◆ What needs to be done ◆
Read the records below and copy each line that contains "registered".

[Extracted records]
[Start]

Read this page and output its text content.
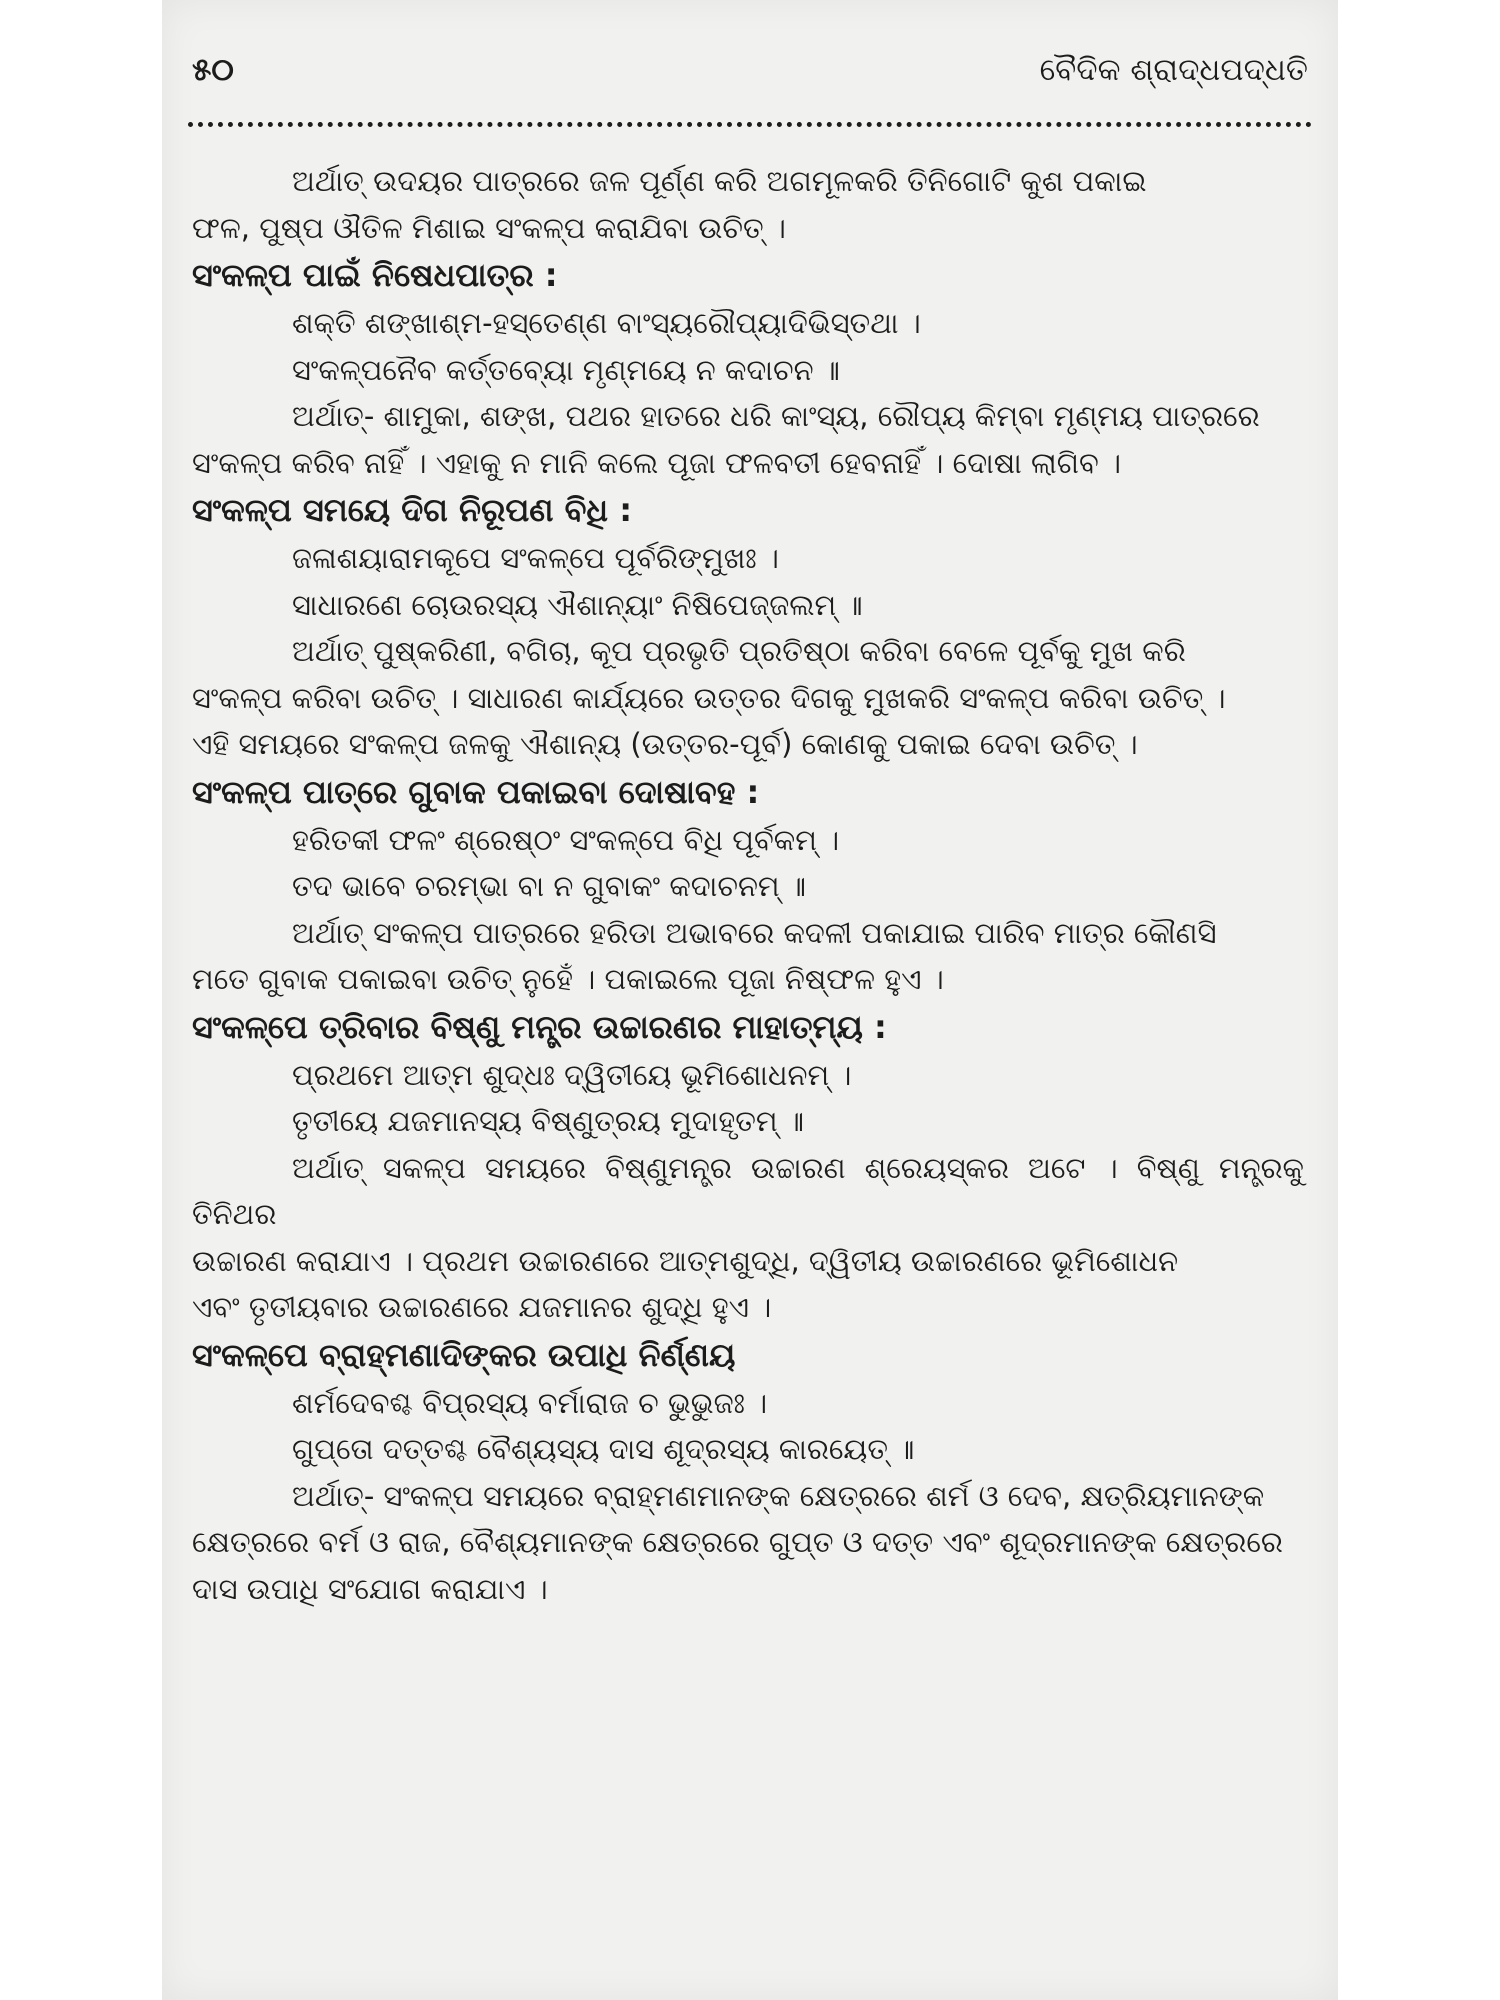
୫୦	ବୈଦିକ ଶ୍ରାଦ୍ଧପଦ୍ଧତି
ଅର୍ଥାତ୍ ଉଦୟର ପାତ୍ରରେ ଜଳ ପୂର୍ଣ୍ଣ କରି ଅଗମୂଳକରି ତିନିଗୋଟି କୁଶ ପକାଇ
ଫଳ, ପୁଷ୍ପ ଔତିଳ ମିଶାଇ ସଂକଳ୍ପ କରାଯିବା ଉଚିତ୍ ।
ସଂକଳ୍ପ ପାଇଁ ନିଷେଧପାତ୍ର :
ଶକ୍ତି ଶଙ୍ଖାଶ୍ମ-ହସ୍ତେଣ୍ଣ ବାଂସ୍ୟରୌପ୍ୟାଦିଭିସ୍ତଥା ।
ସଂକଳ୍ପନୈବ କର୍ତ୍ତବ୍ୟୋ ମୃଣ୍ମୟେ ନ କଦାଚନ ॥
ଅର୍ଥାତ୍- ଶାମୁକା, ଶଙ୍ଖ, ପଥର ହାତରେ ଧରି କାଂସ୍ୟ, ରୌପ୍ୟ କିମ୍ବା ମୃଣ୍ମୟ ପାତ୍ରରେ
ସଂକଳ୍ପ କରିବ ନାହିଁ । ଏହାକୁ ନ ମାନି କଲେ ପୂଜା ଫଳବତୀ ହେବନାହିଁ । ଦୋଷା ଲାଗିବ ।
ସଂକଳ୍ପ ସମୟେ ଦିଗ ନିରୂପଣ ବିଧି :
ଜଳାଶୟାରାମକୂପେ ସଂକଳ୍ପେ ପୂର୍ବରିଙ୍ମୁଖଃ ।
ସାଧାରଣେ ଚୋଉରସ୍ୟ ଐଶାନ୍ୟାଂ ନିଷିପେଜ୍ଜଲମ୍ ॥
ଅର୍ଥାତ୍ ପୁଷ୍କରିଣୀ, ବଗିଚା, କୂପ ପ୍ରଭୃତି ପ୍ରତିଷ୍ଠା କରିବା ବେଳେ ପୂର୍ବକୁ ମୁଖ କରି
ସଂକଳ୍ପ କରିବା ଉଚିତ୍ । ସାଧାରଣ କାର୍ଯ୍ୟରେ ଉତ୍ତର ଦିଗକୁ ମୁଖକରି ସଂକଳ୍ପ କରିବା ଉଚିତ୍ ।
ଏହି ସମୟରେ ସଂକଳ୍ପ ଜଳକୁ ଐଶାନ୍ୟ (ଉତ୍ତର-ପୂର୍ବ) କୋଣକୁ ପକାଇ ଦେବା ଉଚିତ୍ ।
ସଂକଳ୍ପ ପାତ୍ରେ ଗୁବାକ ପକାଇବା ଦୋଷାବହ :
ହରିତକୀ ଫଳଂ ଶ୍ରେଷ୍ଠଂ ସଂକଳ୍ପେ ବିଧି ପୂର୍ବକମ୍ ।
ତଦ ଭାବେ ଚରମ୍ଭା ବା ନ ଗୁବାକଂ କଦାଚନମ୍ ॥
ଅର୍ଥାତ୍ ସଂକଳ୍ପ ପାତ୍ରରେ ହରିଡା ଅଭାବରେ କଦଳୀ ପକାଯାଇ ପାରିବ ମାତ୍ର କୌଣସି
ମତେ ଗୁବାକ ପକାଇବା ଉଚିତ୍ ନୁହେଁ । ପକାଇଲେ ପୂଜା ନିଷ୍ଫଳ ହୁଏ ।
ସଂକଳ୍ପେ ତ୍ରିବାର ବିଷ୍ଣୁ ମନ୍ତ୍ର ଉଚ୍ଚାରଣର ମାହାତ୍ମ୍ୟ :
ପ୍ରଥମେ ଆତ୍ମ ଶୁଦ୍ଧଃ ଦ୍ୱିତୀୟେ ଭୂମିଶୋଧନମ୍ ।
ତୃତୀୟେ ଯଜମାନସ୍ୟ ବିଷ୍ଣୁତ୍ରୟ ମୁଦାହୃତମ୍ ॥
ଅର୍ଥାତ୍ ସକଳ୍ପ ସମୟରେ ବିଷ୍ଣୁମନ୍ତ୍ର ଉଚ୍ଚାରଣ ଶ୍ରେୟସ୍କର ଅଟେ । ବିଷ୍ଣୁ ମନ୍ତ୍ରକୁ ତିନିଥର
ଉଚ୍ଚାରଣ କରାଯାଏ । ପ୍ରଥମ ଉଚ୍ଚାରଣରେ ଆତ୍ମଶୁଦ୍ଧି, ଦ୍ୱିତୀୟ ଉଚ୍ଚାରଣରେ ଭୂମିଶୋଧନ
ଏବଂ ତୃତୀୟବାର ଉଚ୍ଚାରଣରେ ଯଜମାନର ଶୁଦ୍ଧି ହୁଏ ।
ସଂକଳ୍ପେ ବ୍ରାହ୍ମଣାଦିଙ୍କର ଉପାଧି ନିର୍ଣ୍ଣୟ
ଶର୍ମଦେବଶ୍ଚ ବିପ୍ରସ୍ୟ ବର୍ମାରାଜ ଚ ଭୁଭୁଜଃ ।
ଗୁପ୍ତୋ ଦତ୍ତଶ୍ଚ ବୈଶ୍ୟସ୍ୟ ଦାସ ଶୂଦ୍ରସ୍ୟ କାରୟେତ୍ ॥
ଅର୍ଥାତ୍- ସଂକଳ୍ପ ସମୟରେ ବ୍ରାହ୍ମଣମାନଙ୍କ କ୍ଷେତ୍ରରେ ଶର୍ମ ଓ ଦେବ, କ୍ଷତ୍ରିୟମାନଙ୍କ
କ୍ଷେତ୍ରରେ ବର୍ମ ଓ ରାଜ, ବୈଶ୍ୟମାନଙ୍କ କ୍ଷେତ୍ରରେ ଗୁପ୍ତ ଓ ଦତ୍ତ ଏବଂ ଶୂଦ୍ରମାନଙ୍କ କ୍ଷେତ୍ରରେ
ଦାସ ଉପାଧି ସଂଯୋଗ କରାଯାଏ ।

[End]
[Start]

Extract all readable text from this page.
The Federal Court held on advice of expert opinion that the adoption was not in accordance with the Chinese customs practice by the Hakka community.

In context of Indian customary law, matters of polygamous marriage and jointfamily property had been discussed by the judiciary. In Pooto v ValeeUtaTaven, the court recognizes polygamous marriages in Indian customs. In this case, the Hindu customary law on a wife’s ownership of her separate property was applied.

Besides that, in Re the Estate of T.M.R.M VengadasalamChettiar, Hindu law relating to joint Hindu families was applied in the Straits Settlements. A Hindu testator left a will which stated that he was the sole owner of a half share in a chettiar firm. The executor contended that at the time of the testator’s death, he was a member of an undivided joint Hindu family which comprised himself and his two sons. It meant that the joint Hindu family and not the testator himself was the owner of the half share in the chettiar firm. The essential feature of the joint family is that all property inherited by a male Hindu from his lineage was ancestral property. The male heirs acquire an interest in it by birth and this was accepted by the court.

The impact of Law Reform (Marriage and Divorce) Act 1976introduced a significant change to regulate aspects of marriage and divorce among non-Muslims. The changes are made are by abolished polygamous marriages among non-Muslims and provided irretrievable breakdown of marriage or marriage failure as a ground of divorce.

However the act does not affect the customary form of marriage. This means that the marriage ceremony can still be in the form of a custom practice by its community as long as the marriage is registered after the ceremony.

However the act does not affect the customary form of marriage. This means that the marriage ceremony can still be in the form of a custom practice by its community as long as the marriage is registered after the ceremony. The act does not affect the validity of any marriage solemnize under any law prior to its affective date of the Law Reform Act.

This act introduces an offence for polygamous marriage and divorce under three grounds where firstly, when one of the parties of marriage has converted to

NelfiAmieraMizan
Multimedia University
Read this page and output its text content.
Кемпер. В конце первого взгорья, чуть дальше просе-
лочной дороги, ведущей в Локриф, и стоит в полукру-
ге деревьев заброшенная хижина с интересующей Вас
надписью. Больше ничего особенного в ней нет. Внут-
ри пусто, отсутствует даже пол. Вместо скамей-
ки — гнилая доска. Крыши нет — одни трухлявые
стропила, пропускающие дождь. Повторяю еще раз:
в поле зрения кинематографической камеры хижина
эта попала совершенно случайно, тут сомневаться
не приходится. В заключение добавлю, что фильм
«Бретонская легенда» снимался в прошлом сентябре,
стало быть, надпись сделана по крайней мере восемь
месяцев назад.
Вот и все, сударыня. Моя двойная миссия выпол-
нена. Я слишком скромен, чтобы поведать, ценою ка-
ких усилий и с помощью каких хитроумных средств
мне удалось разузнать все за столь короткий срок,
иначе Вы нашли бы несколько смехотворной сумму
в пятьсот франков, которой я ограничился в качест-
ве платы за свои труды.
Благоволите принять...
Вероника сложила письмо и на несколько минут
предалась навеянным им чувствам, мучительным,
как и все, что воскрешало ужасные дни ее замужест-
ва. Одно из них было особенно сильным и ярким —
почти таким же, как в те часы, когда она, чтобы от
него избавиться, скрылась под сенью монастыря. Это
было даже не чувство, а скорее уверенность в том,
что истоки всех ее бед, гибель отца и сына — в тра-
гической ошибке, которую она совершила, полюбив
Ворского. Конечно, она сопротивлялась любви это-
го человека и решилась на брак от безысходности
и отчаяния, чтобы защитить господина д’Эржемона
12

[End]

◆ Response to the task ◆
However the act does not affect the customary form of marriage. This means that the marriage ceremony can still be in the form of a custom practice by its community as long as the marriage is registered after the ceremony.
However the act does not affect the customary form of marriage. This means that the marriage ceremony can still be in the form of a custom practice by its community as long as the marriage is registered after the ceremony. The act does not affect the validity of any marriage solemnize under any law prior to its affective date of the Law Reform Act.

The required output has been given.